===== Data for this exercise =====

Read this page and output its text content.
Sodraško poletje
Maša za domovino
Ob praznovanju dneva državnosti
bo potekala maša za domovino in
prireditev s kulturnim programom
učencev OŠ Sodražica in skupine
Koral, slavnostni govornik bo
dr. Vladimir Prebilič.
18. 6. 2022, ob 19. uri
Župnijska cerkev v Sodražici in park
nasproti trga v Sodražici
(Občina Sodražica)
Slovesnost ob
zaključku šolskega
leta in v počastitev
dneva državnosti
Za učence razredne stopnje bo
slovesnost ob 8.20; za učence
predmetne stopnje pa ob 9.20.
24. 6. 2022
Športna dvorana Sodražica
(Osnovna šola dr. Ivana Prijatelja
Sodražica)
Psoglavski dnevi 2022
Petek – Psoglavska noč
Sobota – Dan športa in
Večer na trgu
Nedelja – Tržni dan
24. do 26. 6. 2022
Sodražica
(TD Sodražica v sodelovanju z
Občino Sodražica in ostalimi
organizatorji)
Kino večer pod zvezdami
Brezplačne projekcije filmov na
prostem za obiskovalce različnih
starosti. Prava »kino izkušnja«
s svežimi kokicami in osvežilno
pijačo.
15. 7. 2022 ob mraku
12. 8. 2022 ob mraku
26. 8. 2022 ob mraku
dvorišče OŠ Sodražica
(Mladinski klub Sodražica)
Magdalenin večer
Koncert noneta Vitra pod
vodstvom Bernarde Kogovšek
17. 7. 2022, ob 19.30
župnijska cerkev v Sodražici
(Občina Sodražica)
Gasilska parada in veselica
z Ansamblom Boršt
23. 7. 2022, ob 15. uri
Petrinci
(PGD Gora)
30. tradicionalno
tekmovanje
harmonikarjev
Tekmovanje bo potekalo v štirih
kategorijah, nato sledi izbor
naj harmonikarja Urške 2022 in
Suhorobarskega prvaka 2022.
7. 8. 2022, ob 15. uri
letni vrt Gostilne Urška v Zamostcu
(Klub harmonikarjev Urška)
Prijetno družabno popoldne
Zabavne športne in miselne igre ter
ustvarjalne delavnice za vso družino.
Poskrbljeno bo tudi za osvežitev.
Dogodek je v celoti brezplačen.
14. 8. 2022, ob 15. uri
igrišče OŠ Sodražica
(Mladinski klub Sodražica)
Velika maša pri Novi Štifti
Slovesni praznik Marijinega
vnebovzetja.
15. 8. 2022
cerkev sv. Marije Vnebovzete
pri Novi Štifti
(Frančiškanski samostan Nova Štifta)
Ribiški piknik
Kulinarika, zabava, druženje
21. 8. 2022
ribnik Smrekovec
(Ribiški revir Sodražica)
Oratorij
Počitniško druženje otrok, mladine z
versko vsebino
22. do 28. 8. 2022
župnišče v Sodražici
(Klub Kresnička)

=====

* _What is needed_:
Your task is to reproduce the whole listing exactly.

* _Task answer_:
Read this page and output its text content.
Sodraško poletje
Maša za domovino
Ob praznovanju dneva državnosti
bo potekala maša za domovino in
prireditev s kulturnim programom
učencev OŠ Sodražica in skupine
Koral, slavnostni govornik bo
dr. Vladimir Prebilič.
18. 6. 2022, ob 19. uri
Župnijska cerkev v Sodražici in park
nasproti trga v Sodražici
(Občina Sodražica)
Slovesnost ob
zaključku šolskega
leta in v počastitev
dneva državnosti
Za učence razredne stopnje bo
slovesnost ob 8.20; za učence
predmetne stopnje pa ob 9.20.
24. 6. 2022
Športna dvorana Sodražica
(Osnovna šola dr. Ivana Prijatelja
Sodražica)
Psoglavski dnevi 2022
Petek – Psoglavska noč
Sobota – Dan športa in
Večer na trgu
Nedelja – Tržni dan
24. do 26. 6. 2022
Sodražica
(TD Sodražica v sodelovanju z
Občino Sodražica in ostalimi
organizatorji)
Kino večer pod zvezdami
Brezplačne projekcije filmov na
prostem za obiskovalce različnih
starosti. Prava »kino izkušnja«
s svežimi kokicami in osvežilno
pijačo.
15. 7. 2022 ob mraku
12. 8. 2022 ob mraku
26. 8. 2022 ob mraku
dvorišče OŠ Sodražica
(Mladinski klub Sodražica)
Magdalenin večer
Koncert noneta Vitra pod
vodstvom Bernarde Kogovšek
17. 7. 2022, ob 19.30
župnijska cerkev v Sodražici
(Občina Sodražica)
Gasilska parada in veselica
z Ansamblom Boršt
23. 7. 2022, ob 15. uri
Petrinci
(PGD Gora)
30. tradicionalno
tekmovanje
harmonikarjev
Tekmovanje bo potekalo v štirih
kategorijah, nato sledi izbor
naj harmonikarja Urške 2022 in
Suhorobarskega prvaka 2022.
7. 8. 2022, ob 15. uri
letni vrt Gostilne Urška v Zamostcu
(Klub harmonikarjev Urška)
Prijetno družabno popoldne
Zabavne športne in miselne igre ter
ustvarjalne delavnice za vso družino.
Poskrbljeno bo tudi za osvežitev.
Dogodek je v celoti brezplačen.
14. 8. 2022, ob 15. uri
igrišče OŠ Sodražica
(Mladinski klub Sodražica)
Velika maša pri Novi Štifti
Slovesni praznik Marijinega
vnebovzetja.
15. 8. 2022
cerkev sv. Marije Vnebovzete
pri Novi Štifti
(Frančiškanski samostan Nova Štifta)
Ribiški piknik
Kulinarika, zabava, druženje
21. 8. 2022
ribnik Smrekovec
(Ribiški revir Sodražica)
Oratorij
Počitniško druženje otrok, mladine z
versko vsebino
22. do 28. 8. 2022
župnišče v Sodražici
(Klub Kresnička)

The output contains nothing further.